» WORK TO BE COMPLETED: Return every record verbatim.

» A run of records:

_____

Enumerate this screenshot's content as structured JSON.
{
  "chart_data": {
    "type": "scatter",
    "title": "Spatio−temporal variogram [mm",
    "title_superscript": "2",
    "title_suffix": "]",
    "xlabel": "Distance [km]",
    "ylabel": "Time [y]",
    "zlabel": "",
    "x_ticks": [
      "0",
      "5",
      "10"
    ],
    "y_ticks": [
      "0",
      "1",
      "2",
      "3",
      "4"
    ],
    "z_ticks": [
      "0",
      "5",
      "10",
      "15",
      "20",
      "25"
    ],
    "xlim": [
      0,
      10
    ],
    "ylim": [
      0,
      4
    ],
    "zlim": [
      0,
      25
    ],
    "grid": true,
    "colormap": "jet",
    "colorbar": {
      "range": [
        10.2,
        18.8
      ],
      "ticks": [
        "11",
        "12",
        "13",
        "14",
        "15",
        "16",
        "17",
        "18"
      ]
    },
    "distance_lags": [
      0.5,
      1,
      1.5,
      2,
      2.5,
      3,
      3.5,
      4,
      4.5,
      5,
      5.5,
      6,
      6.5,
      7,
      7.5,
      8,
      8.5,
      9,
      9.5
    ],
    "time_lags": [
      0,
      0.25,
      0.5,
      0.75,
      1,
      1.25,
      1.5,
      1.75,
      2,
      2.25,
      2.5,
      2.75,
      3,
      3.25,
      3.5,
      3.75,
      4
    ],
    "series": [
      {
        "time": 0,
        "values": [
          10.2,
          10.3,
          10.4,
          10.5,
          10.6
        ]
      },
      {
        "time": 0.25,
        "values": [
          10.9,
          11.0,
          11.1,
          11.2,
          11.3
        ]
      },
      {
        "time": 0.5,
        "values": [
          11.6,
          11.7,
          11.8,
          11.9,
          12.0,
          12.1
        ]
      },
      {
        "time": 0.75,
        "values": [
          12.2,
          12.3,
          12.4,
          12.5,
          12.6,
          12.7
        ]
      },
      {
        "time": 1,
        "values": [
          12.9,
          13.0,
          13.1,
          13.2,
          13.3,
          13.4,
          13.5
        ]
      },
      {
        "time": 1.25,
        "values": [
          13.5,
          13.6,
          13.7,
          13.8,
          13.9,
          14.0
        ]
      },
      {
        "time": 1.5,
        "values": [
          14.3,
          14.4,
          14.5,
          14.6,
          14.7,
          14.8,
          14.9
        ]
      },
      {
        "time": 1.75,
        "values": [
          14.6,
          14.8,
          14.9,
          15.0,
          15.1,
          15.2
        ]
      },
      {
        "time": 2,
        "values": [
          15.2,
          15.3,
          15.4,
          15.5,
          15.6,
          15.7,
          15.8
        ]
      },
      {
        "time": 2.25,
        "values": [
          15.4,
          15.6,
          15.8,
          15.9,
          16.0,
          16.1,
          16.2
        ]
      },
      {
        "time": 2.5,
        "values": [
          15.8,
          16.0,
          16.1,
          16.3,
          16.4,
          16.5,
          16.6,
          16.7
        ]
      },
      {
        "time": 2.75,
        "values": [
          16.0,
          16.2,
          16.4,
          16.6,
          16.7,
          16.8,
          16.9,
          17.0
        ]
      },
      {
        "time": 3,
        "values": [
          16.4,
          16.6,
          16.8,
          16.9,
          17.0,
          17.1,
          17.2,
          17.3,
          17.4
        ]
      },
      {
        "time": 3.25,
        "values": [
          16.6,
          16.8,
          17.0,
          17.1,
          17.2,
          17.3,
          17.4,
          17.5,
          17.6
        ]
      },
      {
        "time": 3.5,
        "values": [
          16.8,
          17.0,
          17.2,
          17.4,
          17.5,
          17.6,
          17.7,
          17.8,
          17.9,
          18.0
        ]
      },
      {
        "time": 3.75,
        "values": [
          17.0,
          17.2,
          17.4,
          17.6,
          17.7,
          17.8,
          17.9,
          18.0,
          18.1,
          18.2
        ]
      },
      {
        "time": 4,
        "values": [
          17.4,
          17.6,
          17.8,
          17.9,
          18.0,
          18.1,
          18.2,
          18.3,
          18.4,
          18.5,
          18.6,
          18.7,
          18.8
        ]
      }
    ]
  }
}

_____

» FULL RESPONSE:
Enumerate this screenshot's content as structured JSON.
{
  "chart_data": {
    "type": "scatter",
    "title": "Spatio−temporal variogram [mm",
    "title_superscript": "2",
    "title_suffix": "]",
    "xlabel": "Distance [km]",
    "ylabel": "Time [y]",
    "zlabel": "",
    "x_ticks": [
      "0",
      "5",
      "10"
    ],
    "y_ticks": [
      "0",
      "1",
      "2",
      "3",
      "4"
    ],
    "z_ticks": [
      "0",
      "5",
      "10",
      "15",
      "20",
      "25"
    ],
    "xlim": [
      0,
      10
    ],
    "ylim": [
      0,
      4
    ],
    "zlim": [
      0,
      25
    ],
    "grid": true,
    "colormap": "jet",
    "colorbar": {
      "range": [
        10.2,
        18.8
      ],
      "ticks": [
        "11",
        "12",
        "13",
        "14",
        "15",
        "16",
        "17",
        "18"
      ]
    },
    "distance_lags": [
      0.5,
      1,
      1.5,
      2,
      2.5,
      3,
      3.5,
      4,
      4.5,
      5,
      5.5,
      6,
      6.5,
      7,
      7.5,
      8,
      8.5,
      9,
      9.5
    ],
    "time_lags": [
      0,
      0.25,
      0.5,
      0.75,
      1,
      1.25,
      1.5,
      1.75,
      2,
      2.25,
      2.5,
      2.75,
      3,
      3.25,
      3.5,
      3.75,
      4
    ],
    "series": [
      {
        "time": 0,
        "values": [
          10.2,
          10.3,
          10.4,
          10.5,
          10.6
        ]
      },
      {
        "time": 0.25,
        "values": [
          10.9,
          11.0,
          11.1,
          11.2,
          11.3
        ]
      },
      {
        "time": 0.5,
        "values": [
          11.6,
          11.7,
          11.8,
          11.9,
          12.0,
          12.1
        ]
      },
      {
        "time": 0.75,
        "values": [
          12.2,
          12.3,
          12.4,
          12.5,
          12.6,
          12.7
        ]
      },
      {
        "time": 1,
        "values": [
          12.9,
          13.0,
          13.1,
          13.2,
          13.3,
          13.4,
          13.5
        ]
      },
      {
        "time": 1.25,
        "values": [
          13.5,
          13.6,
          13.7,
          13.8,
          13.9,
          14.0
        ]
      },
      {
        "time": 1.5,
        "values": [
          14.3,
          14.4,
          14.5,
          14.6,
          14.7,
          14.8,
          14.9
        ]
      },
      {
        "time": 1.75,
        "values": [
          14.6,
          14.8,
          14.9,
          15.0,
          15.1,
          15.2
        ]
      },
      {
        "time": 2,
        "values": [
          15.2,
          15.3,
          15.4,
          15.5,
          15.6,
          15.7,
          15.8
        ]
      },
      {
        "time": 2.25,
        "values": [
          15.4,
          15.6,
          15.8,
          15.9,
          16.0,
          16.1,
          16.2
        ]
      },
      {
        "time": 2.5,
        "values": [
          15.8,
          16.0,
          16.1,
          16.3,
          16.4,
          16.5,
          16.6,
          16.7
        ]
      },
      {
        "time": 2.75,
        "values": [
          16.0,
          16.2,
          16.4,
          16.6,
          16.7,
          16.8,
          16.9,
          17.0
        ]
      },
      {
        "time": 3,
        "values": [
          16.4,
          16.6,
          16.8,
          16.9,
          17.0,
          17.1,
          17.2,
          17.3,
          17.4
        ]
      },
      {
        "time": 3.25,
        "values": [
          16.6,
          16.8,
          17.0,
          17.1,
          17.2,
          17.3,
          17.4,
          17.5,
          17.6
        ]
      },
      {
        "time": 3.5,
        "values": [
          16.8,
          17.0,
          17.2,
          17.4,
          17.5,
          17.6,
          17.7,
          17.8,
          17.9,
          18.0
        ]
      },
      {
        "time": 3.75,
        "values": [
          17.0,
          17.2,
          17.4,
          17.6,
          17.7,
          17.8,
          17.9,
          18.0,
          18.1,
          18.2
        ]
      },
      {
        "time": 4,
        "values": [
          17.4,
          17.6,
          17.8,
          17.9,
          18.0,
          18.1,
          18.2,
          18.3,
          18.4,
          18.5,
          18.6,
          18.7,
          18.8
        ]
      }
    ]
  }
}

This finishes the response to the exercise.